Layout element annotations:
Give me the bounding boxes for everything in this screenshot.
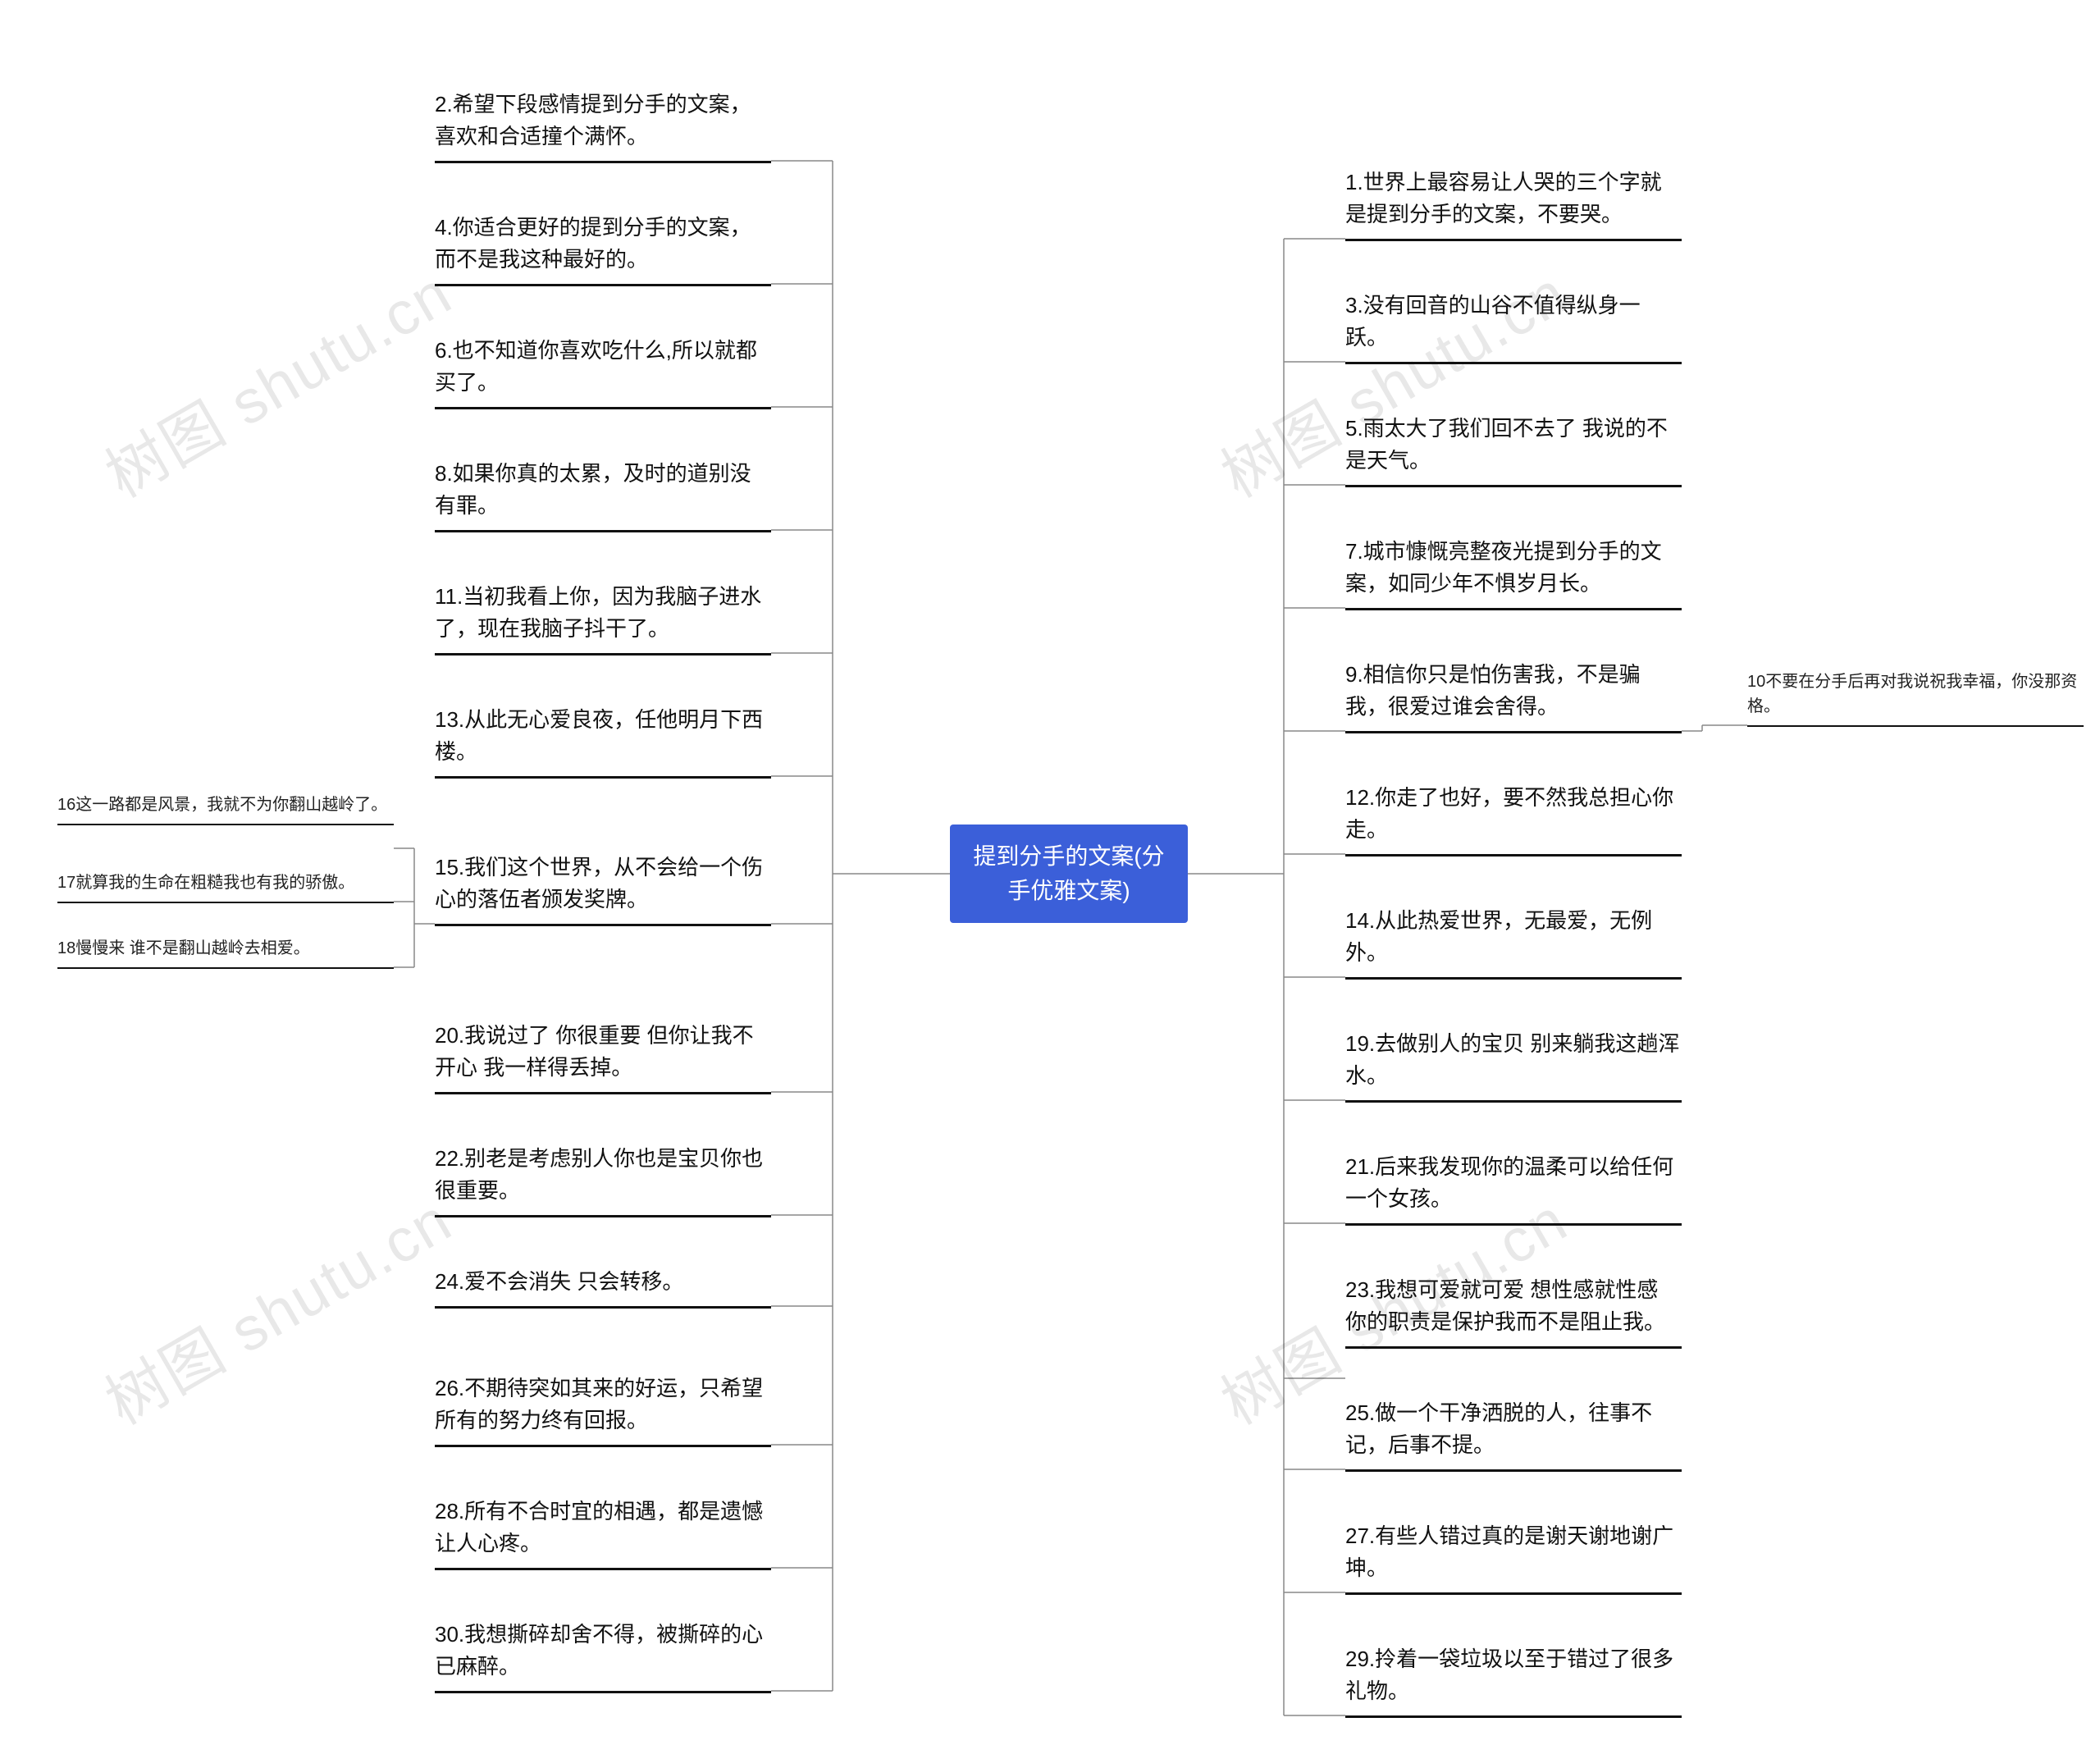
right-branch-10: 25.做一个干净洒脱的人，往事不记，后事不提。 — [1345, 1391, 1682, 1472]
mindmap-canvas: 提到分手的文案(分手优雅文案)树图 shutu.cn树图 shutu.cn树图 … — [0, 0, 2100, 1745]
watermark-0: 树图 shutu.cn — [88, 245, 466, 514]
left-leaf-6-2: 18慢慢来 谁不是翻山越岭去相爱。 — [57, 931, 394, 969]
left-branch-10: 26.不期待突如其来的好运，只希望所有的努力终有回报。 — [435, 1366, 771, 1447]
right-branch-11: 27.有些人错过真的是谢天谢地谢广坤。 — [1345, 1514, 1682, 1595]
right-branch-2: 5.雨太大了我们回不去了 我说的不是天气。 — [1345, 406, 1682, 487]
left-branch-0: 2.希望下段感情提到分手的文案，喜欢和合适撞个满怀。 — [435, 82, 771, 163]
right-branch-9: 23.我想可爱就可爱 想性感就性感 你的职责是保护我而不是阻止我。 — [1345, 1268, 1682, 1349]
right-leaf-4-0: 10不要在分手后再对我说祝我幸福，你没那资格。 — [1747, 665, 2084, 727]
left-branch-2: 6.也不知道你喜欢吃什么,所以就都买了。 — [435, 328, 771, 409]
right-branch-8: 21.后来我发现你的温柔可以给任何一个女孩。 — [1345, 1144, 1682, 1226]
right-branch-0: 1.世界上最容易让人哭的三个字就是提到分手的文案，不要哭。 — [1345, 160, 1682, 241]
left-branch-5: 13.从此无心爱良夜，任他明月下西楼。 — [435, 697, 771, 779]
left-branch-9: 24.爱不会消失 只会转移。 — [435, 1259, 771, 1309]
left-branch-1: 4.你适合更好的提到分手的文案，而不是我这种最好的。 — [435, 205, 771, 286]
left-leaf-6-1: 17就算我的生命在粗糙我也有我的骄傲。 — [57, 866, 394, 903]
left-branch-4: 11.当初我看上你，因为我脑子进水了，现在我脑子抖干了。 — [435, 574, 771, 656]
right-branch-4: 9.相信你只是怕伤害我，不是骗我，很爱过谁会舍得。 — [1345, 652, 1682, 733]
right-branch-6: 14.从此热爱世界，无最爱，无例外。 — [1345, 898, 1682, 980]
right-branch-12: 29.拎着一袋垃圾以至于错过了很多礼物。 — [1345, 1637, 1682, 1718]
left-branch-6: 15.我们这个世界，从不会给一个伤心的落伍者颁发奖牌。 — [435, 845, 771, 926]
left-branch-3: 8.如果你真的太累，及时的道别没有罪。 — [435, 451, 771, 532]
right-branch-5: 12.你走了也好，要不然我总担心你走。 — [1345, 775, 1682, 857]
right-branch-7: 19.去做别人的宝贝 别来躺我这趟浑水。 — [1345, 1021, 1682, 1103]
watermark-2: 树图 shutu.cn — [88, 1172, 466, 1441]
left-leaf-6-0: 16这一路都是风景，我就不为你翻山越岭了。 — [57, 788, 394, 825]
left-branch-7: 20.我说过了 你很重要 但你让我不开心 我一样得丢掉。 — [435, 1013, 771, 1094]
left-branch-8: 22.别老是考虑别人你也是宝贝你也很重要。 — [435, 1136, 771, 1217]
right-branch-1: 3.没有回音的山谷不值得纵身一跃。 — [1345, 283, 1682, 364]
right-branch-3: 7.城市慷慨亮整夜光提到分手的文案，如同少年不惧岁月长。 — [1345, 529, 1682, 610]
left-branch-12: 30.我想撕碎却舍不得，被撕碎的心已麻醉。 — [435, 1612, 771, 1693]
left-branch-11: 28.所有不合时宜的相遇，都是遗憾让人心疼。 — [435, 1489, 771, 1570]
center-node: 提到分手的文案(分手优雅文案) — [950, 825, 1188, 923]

Written task:
Reproduce the data above verbatim, line for line, omitting the pictures.

Response to this exercise:
Give me the bounding boxes for everything in this screenshot.
right-branch-10: 25.做一个干净洒脱的人，往事不记，后事不提。 — [1345, 1391, 1682, 1472]
mindmap-canvas: 提到分手的文案(分手优雅文案)树图 shutu.cn树图 shutu.cn树图 … — [0, 0, 2100, 1745]
watermark-0: 树图 shutu.cn — [88, 245, 466, 514]
left-leaf-6-2: 18慢慢来 谁不是翻山越岭去相爱。 — [57, 931, 394, 969]
left-branch-10: 26.不期待突如其来的好运，只希望所有的努力终有回报。 — [435, 1366, 771, 1447]
right-branch-11: 27.有些人错过真的是谢天谢地谢广坤。 — [1345, 1514, 1682, 1595]
right-branch-2: 5.雨太大了我们回不去了 我说的不是天气。 — [1345, 406, 1682, 487]
left-branch-0: 2.希望下段感情提到分手的文案，喜欢和合适撞个满怀。 — [435, 82, 771, 163]
right-branch-9: 23.我想可爱就可爱 想性感就性感 你的职责是保护我而不是阻止我。 — [1345, 1268, 1682, 1349]
right-leaf-4-0: 10不要在分手后再对我说祝我幸福，你没那资格。 — [1747, 665, 2084, 727]
left-branch-2: 6.也不知道你喜欢吃什么,所以就都买了。 — [435, 328, 771, 409]
right-branch-8: 21.后来我发现你的温柔可以给任何一个女孩。 — [1345, 1144, 1682, 1226]
right-branch-0: 1.世界上最容易让人哭的三个字就是提到分手的文案，不要哭。 — [1345, 160, 1682, 241]
left-branch-5: 13.从此无心爱良夜，任他明月下西楼。 — [435, 697, 771, 779]
left-branch-9: 24.爱不会消失 只会转移。 — [435, 1259, 771, 1309]
left-branch-1: 4.你适合更好的提到分手的文案，而不是我这种最好的。 — [435, 205, 771, 286]
left-leaf-6-1: 17就算我的生命在粗糙我也有我的骄傲。 — [57, 866, 394, 903]
left-branch-4: 11.当初我看上你，因为我脑子进水了，现在我脑子抖干了。 — [435, 574, 771, 656]
right-branch-4: 9.相信你只是怕伤害我，不是骗我，很爱过谁会舍得。 — [1345, 652, 1682, 733]
right-branch-6: 14.从此热爱世界，无最爱，无例外。 — [1345, 898, 1682, 980]
right-branch-12: 29.拎着一袋垃圾以至于错过了很多礼物。 — [1345, 1637, 1682, 1718]
left-branch-6: 15.我们这个世界，从不会给一个伤心的落伍者颁发奖牌。 — [435, 845, 771, 926]
left-branch-3: 8.如果你真的太累，及时的道别没有罪。 — [435, 451, 771, 532]
right-branch-5: 12.你走了也好，要不然我总担心你走。 — [1345, 775, 1682, 857]
right-branch-7: 19.去做别人的宝贝 别来躺我这趟浑水。 — [1345, 1021, 1682, 1103]
watermark-2: 树图 shutu.cn — [88, 1172, 466, 1441]
left-leaf-6-0: 16这一路都是风景，我就不为你翻山越岭了。 — [57, 788, 394, 825]
left-branch-7: 20.我说过了 你很重要 但你让我不开心 我一样得丢掉。 — [435, 1013, 771, 1094]
left-branch-8: 22.别老是考虑别人你也是宝贝你也很重要。 — [435, 1136, 771, 1217]
right-branch-1: 3.没有回音的山谷不值得纵身一跃。 — [1345, 283, 1682, 364]
right-branch-3: 7.城市慷慨亮整夜光提到分手的文案，如同少年不惧岁月长。 — [1345, 529, 1682, 610]
left-branch-12: 30.我想撕碎却舍不得，被撕碎的心已麻醉。 — [435, 1612, 771, 1693]
left-branch-11: 28.所有不合时宜的相遇，都是遗憾让人心疼。 — [435, 1489, 771, 1570]
center-node: 提到分手的文案(分手优雅文案) — [950, 825, 1188, 923]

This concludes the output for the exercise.